PROMPT: Write the material out again exactly as it stands.

[Data items]
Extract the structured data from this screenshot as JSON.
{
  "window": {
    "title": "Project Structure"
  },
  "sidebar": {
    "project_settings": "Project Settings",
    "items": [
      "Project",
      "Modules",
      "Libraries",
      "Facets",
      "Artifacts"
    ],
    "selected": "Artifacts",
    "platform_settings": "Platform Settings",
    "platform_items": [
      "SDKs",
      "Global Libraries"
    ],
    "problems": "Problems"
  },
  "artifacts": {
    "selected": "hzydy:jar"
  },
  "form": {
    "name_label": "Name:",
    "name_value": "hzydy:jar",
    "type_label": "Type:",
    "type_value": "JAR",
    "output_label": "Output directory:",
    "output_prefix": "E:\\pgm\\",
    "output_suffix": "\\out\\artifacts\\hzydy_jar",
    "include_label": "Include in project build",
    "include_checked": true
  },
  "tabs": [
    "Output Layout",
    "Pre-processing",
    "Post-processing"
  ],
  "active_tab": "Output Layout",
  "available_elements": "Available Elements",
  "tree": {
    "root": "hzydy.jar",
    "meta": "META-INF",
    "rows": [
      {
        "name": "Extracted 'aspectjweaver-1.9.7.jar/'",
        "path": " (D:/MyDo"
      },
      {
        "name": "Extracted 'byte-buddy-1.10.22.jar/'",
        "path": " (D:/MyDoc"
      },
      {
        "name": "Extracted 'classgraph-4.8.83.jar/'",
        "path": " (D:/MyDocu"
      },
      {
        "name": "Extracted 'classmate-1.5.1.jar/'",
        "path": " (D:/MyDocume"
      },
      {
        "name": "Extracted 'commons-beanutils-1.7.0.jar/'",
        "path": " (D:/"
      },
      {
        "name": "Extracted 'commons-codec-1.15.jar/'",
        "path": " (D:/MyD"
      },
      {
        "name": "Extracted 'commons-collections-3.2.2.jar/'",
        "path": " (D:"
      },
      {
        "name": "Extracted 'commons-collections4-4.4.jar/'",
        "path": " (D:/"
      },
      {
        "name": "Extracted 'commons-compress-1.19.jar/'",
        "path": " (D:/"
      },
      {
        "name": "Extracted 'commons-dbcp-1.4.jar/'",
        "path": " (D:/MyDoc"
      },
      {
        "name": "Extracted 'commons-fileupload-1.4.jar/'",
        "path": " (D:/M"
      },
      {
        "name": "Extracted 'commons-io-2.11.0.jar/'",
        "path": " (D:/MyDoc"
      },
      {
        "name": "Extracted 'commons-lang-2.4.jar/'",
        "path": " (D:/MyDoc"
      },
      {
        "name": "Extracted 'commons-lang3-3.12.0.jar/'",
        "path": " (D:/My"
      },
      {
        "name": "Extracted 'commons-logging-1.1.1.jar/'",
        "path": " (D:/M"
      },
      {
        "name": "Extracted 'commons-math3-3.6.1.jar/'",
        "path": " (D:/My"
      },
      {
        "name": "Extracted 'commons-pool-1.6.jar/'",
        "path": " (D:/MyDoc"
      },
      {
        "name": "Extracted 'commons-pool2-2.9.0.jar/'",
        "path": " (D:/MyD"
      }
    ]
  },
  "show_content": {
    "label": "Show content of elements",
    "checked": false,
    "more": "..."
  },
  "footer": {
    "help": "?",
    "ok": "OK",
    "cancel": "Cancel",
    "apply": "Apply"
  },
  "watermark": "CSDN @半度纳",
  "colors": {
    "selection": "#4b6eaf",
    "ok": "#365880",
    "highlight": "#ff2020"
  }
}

WORKED ANSWER:
Extract the structured data from this screenshot as JSON.
{
  "window": {
    "title": "Project Structure"
  },
  "sidebar": {
    "project_settings": "Project Settings",
    "items": [
      "Project",
      "Modules",
      "Libraries",
      "Facets",
      "Artifacts"
    ],
    "selected": "Artifacts",
    "platform_settings": "Platform Settings",
    "platform_items": [
      "SDKs",
      "Global Libraries"
    ],
    "problems": "Problems"
  },
  "artifacts": {
    "selected": "hzydy:jar"
  },
  "form": {
    "name_label": "Name:",
    "name_value": "hzydy:jar",
    "type_label": "Type:",
    "type_value": "JAR",
    "output_label": "Output directory:",
    "output_prefix": "E:\\pgm\\",
    "output_suffix": "\\out\\artifacts\\hzydy_jar",
    "include_label": "Include in project build",
    "include_checked": true
  },
  "tabs": [
    "Output Layout",
    "Pre-processing",
    "Post-processing"
  ],
  "active_tab": "Output Layout",
  "available_elements": "Available Elements",
  "tree": {
    "root": "hzydy.jar",
    "meta": "META-INF",
    "rows": [
      {
        "name": "Extracted 'aspectjweaver-1.9.7.jar/'",
        "path": " (D:/MyDo"
      },
      {
        "name": "Extracted 'byte-buddy-1.10.22.jar/'",
        "path": " (D:/MyDoc"
      },
      {
        "name": "Extracted 'classgraph-4.8.83.jar/'",
        "path": " (D:/MyDocu"
      },
      {
        "name": "Extracted 'classmate-1.5.1.jar/'",
        "path": " (D:/MyDocume"
      },
      {
        "name": "Extracted 'commons-beanutils-1.7.0.jar/'",
        "path": " (D:/"
      },
      {
        "name": "Extracted 'commons-codec-1.15.jar/'",
        "path": " (D:/MyD"
      },
      {
        "name": "Extracted 'commons-collections-3.2.2.jar/'",
        "path": " (D:"
      },
      {
        "name": "Extracted 'commons-collections4-4.4.jar/'",
        "path": " (D:/"
      },
      {
        "name": "Extracted 'commons-compress-1.19.jar/'",
        "path": " (D:/"
      },
      {
        "name": "Extracted 'commons-dbcp-1.4.jar/'",
        "path": " (D:/MyDoc"
      },
      {
        "name": "Extracted 'commons-fileupload-1.4.jar/'",
        "path": " (D:/M"
      },
      {
        "name": "Extracted 'commons-io-2.11.0.jar/'",
        "path": " (D:/MyDoc"
      },
      {
        "name": "Extracted 'commons-lang-2.4.jar/'",
        "path": " (D:/MyDoc"
      },
      {
        "name": "Extracted 'commons-lang3-3.12.0.jar/'",
        "path": " (D:/My"
      },
      {
        "name": "Extracted 'commons-logging-1.1.1.jar/'",
        "path": " (D:/M"
      },
      {
        "name": "Extracted 'commons-math3-3.6.1.jar/'",
        "path": " (D:/My"
      },
      {
        "name": "Extracted 'commons-pool-1.6.jar/'",
        "path": " (D:/MyDoc"
      },
      {
        "name": "Extracted 'commons-pool2-2.9.0.jar/'",
        "path": " (D:/MyD"
      }
    ]
  },
  "show_content": {
    "label": "Show content of elements",
    "checked": false,
    "more": "..."
  },
  "footer": {
    "help": "?",
    "ok": "OK",
    "cancel": "Cancel",
    "apply": "Apply"
  },
  "watermark": "CSDN @半度纳",
  "colors": {
    "selection": "#4b6eaf",
    "ok": "#365880",
    "highlight": "#ff2020"
  }
}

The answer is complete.